_Perintah Tugas a_
Tuliskan kembali entri mulai dari baris yang memuat "paragraph: — Chaire de bactériologie" sampai dengan baris yang memuat "left-column: [28, 96, 366, 1360]", dengan mengganti "paragraph" menjadi "paragraf" tanpa mengubah bagian lain.

_Cuplikan Teks_
—————
Menurut pasal 49 ayat (3) UU No 7
Tahun 1989, kewenangan pengadilan agama di bidang kewarisan, yang disebut dalam
pasal 149 ayat (1) huruf b, adalah mengenai (a) penentuan siapa-siapa yang
menjadi ahli waris; (b) penentuan harta peninggalan; (c) bagian masing-masing
ahli waris; dan (d) melaksanakan pembagian harta peninggalan. Dalam pasal 2 jo.
Pasal 49 ayat (1) jo. Penjelasan umum angka 2 alinia ketiga telah ditentukan
bahwa salah satu asas sentral dalam undang-undang ini adalah asas personalitas
keislaman. Oleh karena itu, dengan mengkaitkan asas ini dengan ketentuan pasal
49 ayat (1) huruf b, jo. Penjelasan umum angka 2 alinea ketiga tersebut,
berarti asas personalitas keislaman dalam bidang perkara kewarisan, meliputi
seluruh golongan rakyat beragama islam. Dengan perkataan lain, dalam hal
terjadi sengketa kewarisan bagi setiap orang yang beragama islam, kewenangan
mengadilinya tunduk dan takluk pada lingkungan peradilan agama, bukan ke
lingkungan peradilan umum. Jadi luas jangkauan mengadili lingkungan peradilan
agama ditinjau dari subyek pihak yang beperkara, meliputi seluruh golongan
rakyat yang beragama islam tanpa terkecuali.
Dengan berdasar pada pasal 49 ayat
(3), kewenangan pengadilan agama di jawa dan Madura, serta sebagian bekas
residensi Kalimantan selatan dan timur mengenai perkara-perkara kewarisan yang
dicabut oleh pemerintah Belanda pada tahun 1937, melalui UU ini dikembalikan
lagi wewenang pengadilan agama. Dengan demikian, kewenangan pengadilan agama di
jawa, Madura, dan di sebagian bekas residensi Kalimantan selatan dan timur
disamakan dengan kewenangan pengadilan agama di daerah-daerah lainnya di
Indonesia.
—————
_Bagian Data_
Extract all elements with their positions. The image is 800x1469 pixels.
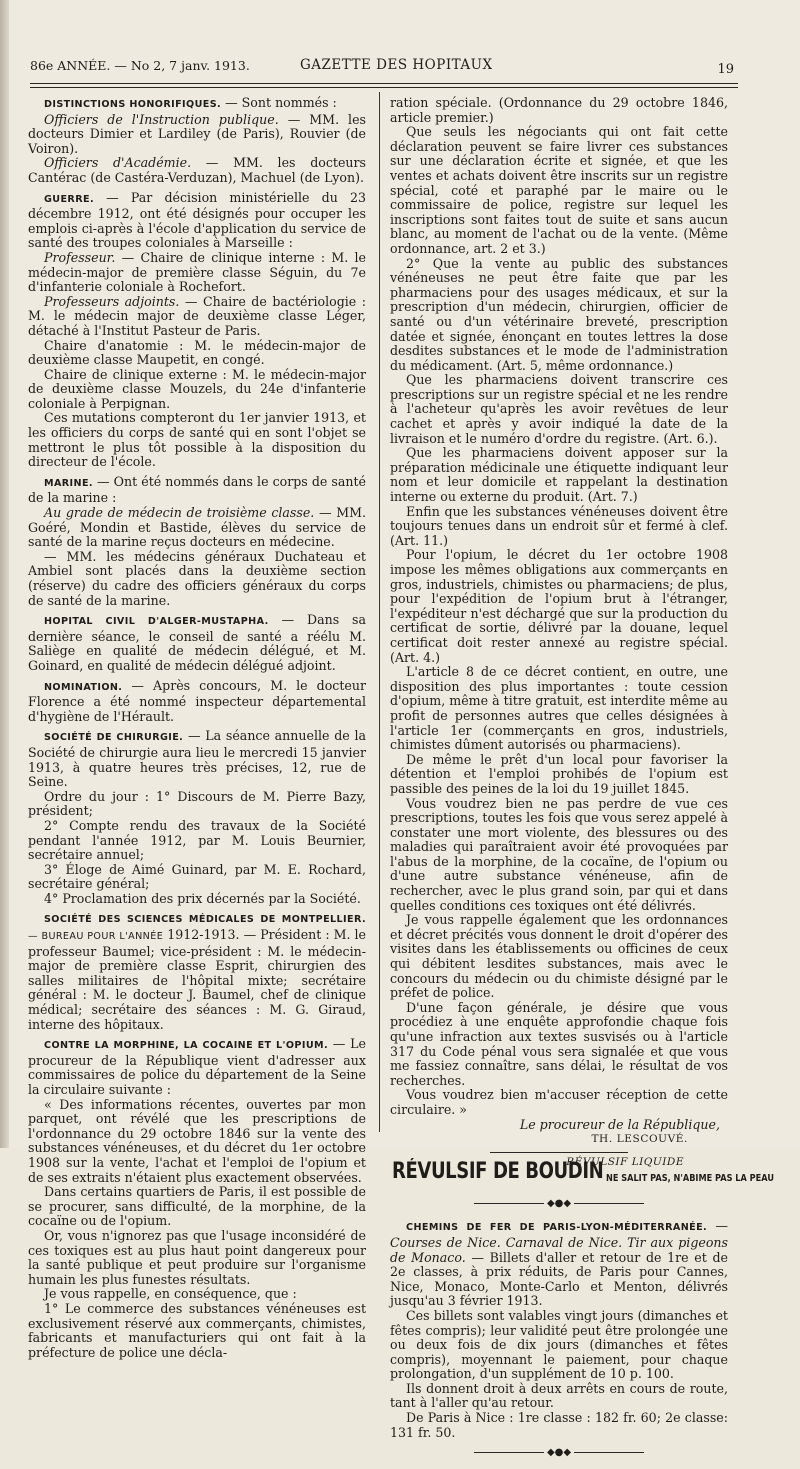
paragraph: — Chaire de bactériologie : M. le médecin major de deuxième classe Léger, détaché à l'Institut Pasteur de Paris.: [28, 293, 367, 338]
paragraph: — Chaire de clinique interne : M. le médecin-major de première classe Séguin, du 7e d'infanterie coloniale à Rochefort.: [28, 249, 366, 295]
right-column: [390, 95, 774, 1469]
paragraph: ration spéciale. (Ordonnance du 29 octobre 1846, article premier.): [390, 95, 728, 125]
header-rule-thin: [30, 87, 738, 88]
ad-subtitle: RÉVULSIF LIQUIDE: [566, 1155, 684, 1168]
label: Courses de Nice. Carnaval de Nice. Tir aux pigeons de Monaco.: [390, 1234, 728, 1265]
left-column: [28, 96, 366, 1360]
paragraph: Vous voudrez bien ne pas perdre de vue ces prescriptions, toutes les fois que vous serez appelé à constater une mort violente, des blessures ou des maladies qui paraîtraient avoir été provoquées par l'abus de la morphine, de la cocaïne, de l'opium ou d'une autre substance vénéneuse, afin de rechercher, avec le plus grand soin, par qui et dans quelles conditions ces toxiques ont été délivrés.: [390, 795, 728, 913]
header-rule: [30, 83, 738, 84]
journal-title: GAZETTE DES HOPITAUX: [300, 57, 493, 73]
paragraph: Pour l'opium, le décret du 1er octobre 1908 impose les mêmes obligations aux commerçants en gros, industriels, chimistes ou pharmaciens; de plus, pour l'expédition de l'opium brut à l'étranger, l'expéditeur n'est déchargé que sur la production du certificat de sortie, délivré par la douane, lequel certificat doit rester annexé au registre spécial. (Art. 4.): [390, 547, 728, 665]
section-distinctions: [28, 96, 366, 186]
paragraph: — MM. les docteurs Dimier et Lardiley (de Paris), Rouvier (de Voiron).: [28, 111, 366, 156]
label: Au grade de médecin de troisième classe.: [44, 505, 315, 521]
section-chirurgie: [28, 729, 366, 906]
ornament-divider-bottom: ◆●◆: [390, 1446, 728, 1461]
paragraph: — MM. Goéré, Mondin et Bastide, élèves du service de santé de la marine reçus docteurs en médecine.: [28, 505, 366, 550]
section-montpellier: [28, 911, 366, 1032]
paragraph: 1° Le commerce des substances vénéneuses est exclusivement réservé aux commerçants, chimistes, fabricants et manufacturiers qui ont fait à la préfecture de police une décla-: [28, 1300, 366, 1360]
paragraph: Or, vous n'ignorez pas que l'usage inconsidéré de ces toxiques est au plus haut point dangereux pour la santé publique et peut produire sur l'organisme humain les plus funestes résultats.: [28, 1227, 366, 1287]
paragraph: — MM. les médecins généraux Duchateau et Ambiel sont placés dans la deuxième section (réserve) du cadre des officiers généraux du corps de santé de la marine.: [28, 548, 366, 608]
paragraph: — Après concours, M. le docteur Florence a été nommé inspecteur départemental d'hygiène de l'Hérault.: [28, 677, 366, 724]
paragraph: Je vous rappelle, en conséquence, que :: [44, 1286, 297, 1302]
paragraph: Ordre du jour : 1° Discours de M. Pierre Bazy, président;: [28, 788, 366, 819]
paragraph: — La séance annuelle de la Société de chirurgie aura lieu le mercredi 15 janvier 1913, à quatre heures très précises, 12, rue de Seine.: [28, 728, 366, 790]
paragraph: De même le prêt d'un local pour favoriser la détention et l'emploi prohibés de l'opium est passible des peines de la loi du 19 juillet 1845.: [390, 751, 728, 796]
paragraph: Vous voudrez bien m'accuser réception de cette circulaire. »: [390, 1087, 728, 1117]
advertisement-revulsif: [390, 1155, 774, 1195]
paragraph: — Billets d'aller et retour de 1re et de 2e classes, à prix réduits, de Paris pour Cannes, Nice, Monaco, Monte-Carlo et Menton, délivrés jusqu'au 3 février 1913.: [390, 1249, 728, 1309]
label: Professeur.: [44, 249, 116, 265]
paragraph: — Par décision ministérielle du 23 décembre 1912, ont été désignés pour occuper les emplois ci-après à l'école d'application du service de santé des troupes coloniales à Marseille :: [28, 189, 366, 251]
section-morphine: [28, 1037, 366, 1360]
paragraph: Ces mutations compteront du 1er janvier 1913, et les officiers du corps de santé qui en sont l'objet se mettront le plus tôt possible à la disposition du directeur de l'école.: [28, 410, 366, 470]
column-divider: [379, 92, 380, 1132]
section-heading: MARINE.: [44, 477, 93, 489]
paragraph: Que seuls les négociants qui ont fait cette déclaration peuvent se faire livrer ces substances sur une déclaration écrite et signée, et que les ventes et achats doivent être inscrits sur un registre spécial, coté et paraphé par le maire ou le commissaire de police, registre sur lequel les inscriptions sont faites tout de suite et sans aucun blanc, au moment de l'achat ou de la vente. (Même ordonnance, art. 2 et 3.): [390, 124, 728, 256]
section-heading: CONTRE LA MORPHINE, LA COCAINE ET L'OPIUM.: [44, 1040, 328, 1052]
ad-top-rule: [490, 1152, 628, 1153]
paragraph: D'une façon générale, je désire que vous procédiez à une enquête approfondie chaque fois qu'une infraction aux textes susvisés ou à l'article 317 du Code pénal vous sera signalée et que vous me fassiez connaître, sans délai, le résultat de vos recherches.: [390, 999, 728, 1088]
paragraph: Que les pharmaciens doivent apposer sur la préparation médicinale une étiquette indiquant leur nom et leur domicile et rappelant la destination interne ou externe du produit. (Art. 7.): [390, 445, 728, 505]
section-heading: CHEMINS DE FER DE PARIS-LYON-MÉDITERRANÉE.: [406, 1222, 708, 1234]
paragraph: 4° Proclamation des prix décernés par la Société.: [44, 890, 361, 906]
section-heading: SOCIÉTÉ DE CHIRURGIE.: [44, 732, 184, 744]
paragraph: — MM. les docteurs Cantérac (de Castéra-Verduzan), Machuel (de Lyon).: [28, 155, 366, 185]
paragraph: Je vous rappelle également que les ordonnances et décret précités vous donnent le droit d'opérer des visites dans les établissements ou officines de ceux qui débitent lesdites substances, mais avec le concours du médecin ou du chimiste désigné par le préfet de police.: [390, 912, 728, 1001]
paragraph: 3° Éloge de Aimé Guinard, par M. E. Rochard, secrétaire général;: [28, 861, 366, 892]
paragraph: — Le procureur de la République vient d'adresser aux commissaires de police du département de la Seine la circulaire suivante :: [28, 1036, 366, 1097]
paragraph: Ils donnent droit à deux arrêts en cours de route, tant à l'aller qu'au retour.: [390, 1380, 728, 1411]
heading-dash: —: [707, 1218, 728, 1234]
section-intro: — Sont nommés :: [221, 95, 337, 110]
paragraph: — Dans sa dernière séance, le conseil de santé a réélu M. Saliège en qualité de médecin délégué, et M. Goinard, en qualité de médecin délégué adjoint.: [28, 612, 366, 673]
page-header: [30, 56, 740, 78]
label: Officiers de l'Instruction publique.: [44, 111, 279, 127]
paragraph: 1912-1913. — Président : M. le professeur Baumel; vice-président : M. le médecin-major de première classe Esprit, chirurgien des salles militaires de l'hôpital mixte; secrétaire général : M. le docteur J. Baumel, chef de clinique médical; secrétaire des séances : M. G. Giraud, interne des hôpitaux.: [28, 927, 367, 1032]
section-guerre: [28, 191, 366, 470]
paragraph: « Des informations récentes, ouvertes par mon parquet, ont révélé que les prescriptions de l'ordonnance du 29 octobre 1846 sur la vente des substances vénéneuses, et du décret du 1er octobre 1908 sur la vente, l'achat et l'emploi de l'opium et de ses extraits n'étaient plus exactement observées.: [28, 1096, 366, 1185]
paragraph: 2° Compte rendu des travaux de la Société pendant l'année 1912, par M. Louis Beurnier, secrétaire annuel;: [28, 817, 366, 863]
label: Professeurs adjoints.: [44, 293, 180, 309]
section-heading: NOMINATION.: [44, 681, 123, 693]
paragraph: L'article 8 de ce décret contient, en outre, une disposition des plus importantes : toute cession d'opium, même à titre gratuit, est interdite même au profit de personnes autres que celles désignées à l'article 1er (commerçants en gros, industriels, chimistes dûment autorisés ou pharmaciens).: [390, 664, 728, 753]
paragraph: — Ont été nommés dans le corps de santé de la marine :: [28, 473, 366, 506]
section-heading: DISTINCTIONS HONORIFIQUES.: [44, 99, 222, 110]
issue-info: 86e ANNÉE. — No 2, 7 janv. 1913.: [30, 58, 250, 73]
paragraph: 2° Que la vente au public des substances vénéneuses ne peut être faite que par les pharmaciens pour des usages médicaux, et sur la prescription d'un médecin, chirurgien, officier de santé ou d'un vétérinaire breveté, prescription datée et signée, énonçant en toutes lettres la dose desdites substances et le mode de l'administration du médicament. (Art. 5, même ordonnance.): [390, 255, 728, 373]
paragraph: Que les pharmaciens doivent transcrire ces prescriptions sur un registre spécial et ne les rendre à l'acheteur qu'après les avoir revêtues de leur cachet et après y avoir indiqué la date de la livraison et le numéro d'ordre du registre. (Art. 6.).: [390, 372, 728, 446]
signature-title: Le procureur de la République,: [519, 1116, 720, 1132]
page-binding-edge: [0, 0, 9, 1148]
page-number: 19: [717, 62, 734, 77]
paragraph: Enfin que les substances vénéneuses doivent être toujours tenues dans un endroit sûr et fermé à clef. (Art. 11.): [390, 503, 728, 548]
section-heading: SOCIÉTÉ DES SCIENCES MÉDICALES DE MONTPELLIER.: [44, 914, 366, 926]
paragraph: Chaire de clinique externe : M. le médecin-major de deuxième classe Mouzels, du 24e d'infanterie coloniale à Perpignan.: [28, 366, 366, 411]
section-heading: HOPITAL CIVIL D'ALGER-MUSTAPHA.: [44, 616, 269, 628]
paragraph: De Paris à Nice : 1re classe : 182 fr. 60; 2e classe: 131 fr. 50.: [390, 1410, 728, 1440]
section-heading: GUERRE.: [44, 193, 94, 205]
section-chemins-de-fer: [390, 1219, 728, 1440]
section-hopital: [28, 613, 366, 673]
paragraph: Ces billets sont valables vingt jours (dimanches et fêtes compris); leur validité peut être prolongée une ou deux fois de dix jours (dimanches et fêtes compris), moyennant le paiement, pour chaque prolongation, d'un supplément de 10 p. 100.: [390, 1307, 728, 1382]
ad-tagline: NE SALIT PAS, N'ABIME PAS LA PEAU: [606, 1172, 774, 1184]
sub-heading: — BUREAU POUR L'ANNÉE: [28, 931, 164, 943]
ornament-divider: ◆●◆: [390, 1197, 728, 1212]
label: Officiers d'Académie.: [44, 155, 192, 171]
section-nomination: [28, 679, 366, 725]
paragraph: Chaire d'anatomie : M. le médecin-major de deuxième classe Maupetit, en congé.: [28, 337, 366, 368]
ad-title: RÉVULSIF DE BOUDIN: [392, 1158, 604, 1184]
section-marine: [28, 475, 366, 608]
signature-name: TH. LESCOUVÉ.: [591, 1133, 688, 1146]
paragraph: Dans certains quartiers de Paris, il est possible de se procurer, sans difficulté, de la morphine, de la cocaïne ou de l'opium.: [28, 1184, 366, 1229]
—————
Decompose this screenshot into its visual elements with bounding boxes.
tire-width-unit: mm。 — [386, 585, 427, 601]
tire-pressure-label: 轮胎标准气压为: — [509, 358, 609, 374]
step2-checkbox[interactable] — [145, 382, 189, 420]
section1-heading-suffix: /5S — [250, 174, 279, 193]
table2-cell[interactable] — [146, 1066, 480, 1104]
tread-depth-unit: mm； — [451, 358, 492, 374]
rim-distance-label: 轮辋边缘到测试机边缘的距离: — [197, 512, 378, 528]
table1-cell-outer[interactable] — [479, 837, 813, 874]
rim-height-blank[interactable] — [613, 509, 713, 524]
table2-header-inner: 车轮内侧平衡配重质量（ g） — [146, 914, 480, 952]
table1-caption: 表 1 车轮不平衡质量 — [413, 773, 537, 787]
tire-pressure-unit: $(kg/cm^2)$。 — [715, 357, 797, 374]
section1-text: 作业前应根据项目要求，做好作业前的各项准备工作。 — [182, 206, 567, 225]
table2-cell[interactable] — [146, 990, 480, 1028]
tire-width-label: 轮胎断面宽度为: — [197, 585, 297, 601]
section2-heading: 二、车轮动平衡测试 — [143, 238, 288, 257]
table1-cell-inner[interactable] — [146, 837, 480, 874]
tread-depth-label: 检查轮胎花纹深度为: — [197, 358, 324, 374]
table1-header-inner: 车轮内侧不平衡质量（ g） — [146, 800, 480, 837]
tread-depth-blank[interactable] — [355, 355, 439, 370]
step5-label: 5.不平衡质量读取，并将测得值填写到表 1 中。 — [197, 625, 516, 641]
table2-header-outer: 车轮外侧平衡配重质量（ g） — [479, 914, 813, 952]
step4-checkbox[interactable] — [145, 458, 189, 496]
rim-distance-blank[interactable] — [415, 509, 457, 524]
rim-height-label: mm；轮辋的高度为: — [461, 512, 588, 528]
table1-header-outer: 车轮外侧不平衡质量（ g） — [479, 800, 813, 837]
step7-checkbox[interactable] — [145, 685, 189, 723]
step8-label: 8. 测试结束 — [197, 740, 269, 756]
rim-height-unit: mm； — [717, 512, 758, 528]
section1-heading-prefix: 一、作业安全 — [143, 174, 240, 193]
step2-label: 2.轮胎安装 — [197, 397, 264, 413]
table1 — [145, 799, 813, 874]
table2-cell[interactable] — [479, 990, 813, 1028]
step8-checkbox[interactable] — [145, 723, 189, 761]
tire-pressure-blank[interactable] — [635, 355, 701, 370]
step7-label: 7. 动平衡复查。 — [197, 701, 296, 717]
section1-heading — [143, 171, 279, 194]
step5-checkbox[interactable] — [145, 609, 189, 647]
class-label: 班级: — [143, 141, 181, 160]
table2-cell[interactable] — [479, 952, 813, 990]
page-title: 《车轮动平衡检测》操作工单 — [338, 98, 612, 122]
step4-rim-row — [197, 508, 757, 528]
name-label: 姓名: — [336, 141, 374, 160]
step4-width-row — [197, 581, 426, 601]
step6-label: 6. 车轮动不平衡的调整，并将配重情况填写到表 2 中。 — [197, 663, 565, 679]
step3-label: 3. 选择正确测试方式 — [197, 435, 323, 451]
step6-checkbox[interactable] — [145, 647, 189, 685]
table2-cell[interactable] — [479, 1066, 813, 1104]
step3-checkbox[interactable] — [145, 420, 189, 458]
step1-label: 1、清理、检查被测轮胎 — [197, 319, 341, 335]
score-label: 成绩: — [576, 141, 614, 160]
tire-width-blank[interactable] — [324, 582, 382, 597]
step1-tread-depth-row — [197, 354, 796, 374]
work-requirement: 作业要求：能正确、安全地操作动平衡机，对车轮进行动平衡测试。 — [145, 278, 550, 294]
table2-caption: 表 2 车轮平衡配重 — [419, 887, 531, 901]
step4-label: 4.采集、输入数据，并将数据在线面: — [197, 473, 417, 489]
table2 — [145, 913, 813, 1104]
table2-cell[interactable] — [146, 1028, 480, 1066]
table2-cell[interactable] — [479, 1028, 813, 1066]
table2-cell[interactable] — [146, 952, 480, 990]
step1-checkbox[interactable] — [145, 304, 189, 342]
—————
_Perintah Tugas b_
Menurut cuplikan teks tentang kewenangan pengadilan agama, mengapa kewenangan pengadilan agama di Jawa, Madura, dan sebagian bekas residensi Kalimantan Selatan dan Timur disamakan dengan kewenangan pengadilan agama di daerah lain di Indonesia?

_Hasil yang Benar a_
paragraf: — Chaire de bactériologie : M. le médecin major de deuxième classe Léger, détaché à l'Institut Pasteur de Paris.: [28, 293, 367, 338]
paragraf: — Chaire de clinique interne : M. le médecin-major de première classe Séguin, du 7e d'infanterie coloniale à Rochefort.: [28, 249, 366, 295]
right-column: [390, 95, 774, 1469]
paragraf: ration spéciale. (Ordonnance du 29 octobre 1846, article premier.): [390, 95, 728, 125]
header-rule-thin: [30, 87, 738, 88]
ad-subtitle: RÉVULSIF LIQUIDE: [566, 1155, 684, 1168]
label: Courses de Nice. Carnaval de Nice. Tir aux pigeons de Monaco.: [390, 1234, 728, 1265]
left-column: [28, 96, 366, 1360]

_Hasil yang Benar b_
Berdasarkan pasal 49 ayat (3), kewenangan atas perkara kewarisan di wilayah tersebut dikembalikan kepada pengadilan agama melalui undang-undang ini. Kewenangan itu sebelumnya telah dicabut oleh pemerintah Belanda pada tahun 1937.